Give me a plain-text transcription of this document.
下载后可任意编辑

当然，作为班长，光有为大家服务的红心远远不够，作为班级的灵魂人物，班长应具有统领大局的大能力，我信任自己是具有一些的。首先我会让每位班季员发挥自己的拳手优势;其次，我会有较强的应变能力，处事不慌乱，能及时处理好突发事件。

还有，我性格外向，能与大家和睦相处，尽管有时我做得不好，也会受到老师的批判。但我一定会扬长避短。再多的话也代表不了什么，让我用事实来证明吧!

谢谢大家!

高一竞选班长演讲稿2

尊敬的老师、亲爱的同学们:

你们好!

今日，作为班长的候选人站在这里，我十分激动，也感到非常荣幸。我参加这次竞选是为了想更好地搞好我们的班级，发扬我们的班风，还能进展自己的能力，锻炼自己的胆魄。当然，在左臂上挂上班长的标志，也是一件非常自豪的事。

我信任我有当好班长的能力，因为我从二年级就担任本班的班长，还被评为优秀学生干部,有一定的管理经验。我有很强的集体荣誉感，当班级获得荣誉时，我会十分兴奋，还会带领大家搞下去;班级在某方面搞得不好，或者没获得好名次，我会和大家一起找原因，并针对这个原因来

__Stated task__. Retype the whole listing, matching it exactly.

__Full response__.
Give me a plain-text transcription of this document.
下载后可任意编辑

当然，作为班长，光有为大家服务的红心远远不够，作为班级的灵魂人物，班长应具有统领大局的大能力，我信任自己是具有一些的。首先我会让每位班季员发挥自己的拳手优势;其次，我会有较强的应变能力，处事不慌乱，能及时处理好突发事件。

还有，我性格外向，能与大家和睦相处，尽管有时我做得不好，也会受到老师的批判。但我一定会扬长避短。再多的话也代表不了什么，让我用事实来证明吧!

谢谢大家!

高一竞选班长演讲稿2

尊敬的老师、亲爱的同学们:

你们好!

今日，作为班长的候选人站在这里，我十分激动，也感到非常荣幸。我参加这次竞选是为了想更好地搞好我们的班级，发扬我们的班风，还能进展自己的能力，锻炼自己的胆魄。当然，在左臂上挂上班长的标志，也是一件非常自豪的事。

我信任我有当好班长的能力，因为我从二年级就担任本班的班长，还被评为优秀学生干部,有一定的管理经验。我有很强的集体荣誉感，当班级获得荣誉时，我会十分兴奋，还会带领大家搞下去;班级在某方面搞得不好，或者没获得好名次，我会和大家一起找原因，并针对这个原因来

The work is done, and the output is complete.